[INSTRUCTIONS TO FOLLOW]:
Return the whole listing, line for line, without the pictures in it.

[SUPPLIED RECORDS]:

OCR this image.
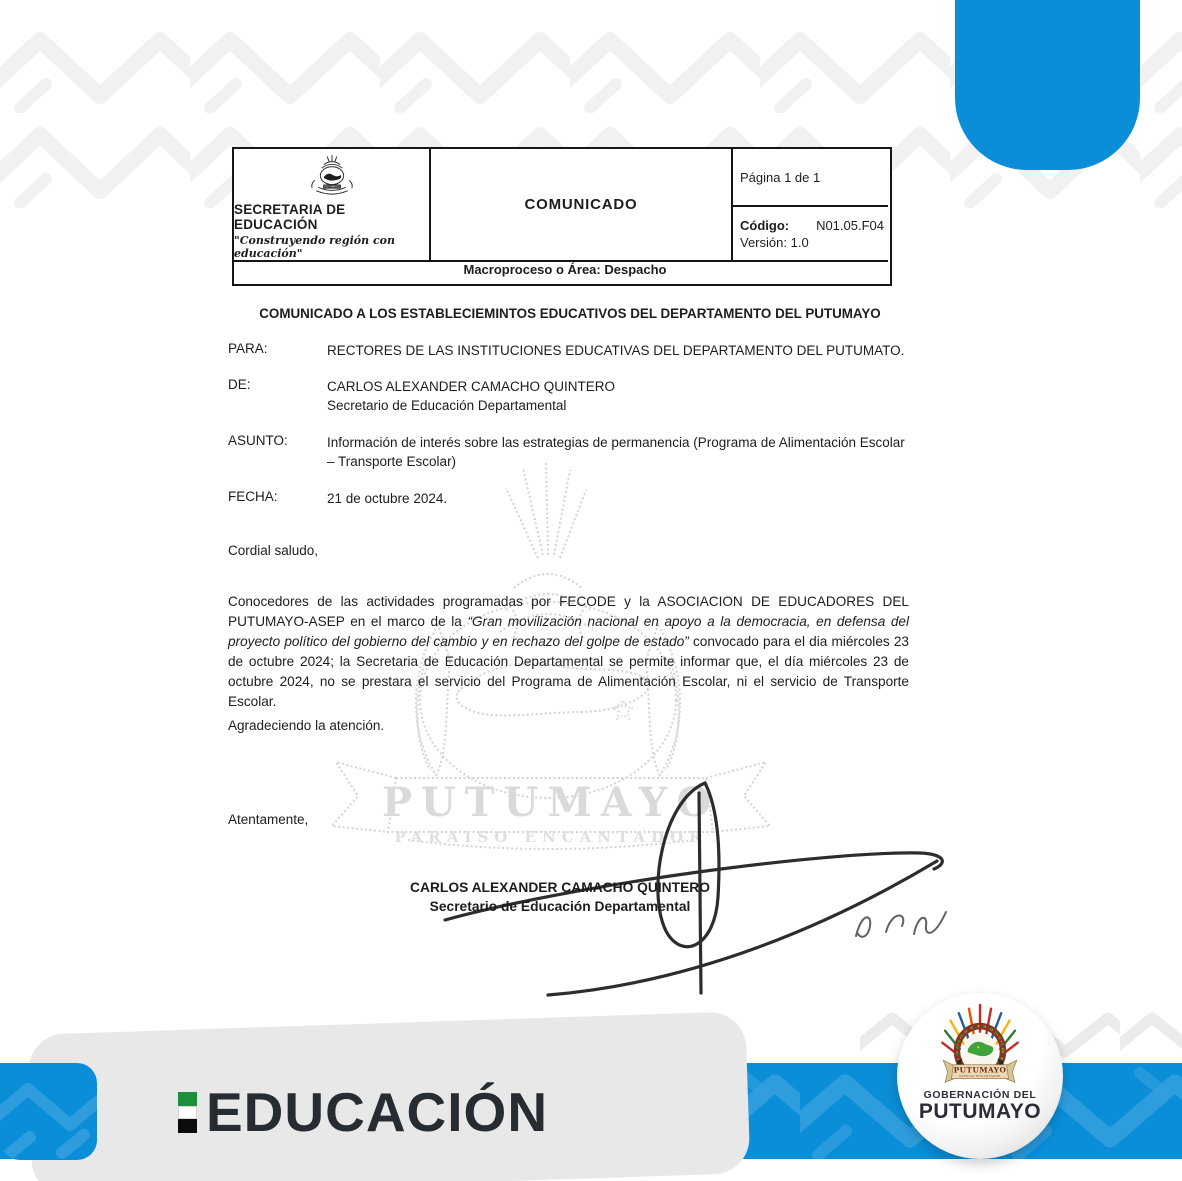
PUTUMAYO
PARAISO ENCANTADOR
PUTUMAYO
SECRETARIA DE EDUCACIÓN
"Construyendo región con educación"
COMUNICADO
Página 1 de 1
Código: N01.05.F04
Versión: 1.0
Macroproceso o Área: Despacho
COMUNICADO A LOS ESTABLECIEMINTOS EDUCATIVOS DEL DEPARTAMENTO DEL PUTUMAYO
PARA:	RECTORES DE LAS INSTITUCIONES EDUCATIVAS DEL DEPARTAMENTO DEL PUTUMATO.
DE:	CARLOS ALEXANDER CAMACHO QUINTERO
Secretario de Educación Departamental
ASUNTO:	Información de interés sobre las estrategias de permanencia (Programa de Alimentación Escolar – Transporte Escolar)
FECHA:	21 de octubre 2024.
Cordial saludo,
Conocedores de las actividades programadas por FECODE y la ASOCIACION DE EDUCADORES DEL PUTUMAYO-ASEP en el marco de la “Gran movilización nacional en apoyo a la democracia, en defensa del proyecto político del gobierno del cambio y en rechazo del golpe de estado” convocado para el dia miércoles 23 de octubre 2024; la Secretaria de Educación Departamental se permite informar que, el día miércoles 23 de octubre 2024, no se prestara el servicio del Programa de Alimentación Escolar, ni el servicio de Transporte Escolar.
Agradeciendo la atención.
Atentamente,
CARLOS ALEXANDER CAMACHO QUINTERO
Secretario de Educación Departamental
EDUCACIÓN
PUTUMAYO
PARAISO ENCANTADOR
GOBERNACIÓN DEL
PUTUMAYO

[OUTPUT]:
OCR this image.
PUTUMAYO
PARAISO ENCANTADOR
PUTUMAYO
SECRETARIA DE EDUCACIÓN
"Construyendo región con educación"
COMUNICADO
Página 1 de 1
Código: N01.05.F04
Versión: 1.0
Macroproceso o Área: Despacho
COMUNICADO A LOS ESTABLECIEMINTOS EDUCATIVOS DEL DEPARTAMENTO DEL PUTUMAYO
PARA:	RECTORES DE LAS INSTITUCIONES EDUCATIVAS DEL DEPARTAMENTO DEL PUTUMATO.
DE:	CARLOS ALEXANDER CAMACHO QUINTERO
Secretario de Educación Departamental
ASUNTO:	Información de interés sobre las estrategias de permanencia (Programa de Alimentación Escolar – Transporte Escolar)
FECHA:	21 de octubre 2024.
Cordial saludo,
Conocedores de las actividades programadas por FECODE y la ASOCIACION DE EDUCADORES DEL PUTUMAYO-ASEP en el marco de la “Gran movilización nacional en apoyo a la democracia, en defensa del proyecto político del gobierno del cambio y en rechazo del golpe de estado” convocado para el dia miércoles 23 de octubre 2024; la Secretaria de Educación Departamental se permite informar que, el día miércoles 23 de octubre 2024, no se prestara el servicio del Programa de Alimentación Escolar, ni el servicio de Transporte Escolar.
Agradeciendo la atención.
Atentamente,
CARLOS ALEXANDER CAMACHO QUINTERO
Secretario de Educación Departamental
EDUCACIÓN
PUTUMAYO
PARAISO ENCANTADOR
GOBERNACIÓN DEL
PUTUMAYO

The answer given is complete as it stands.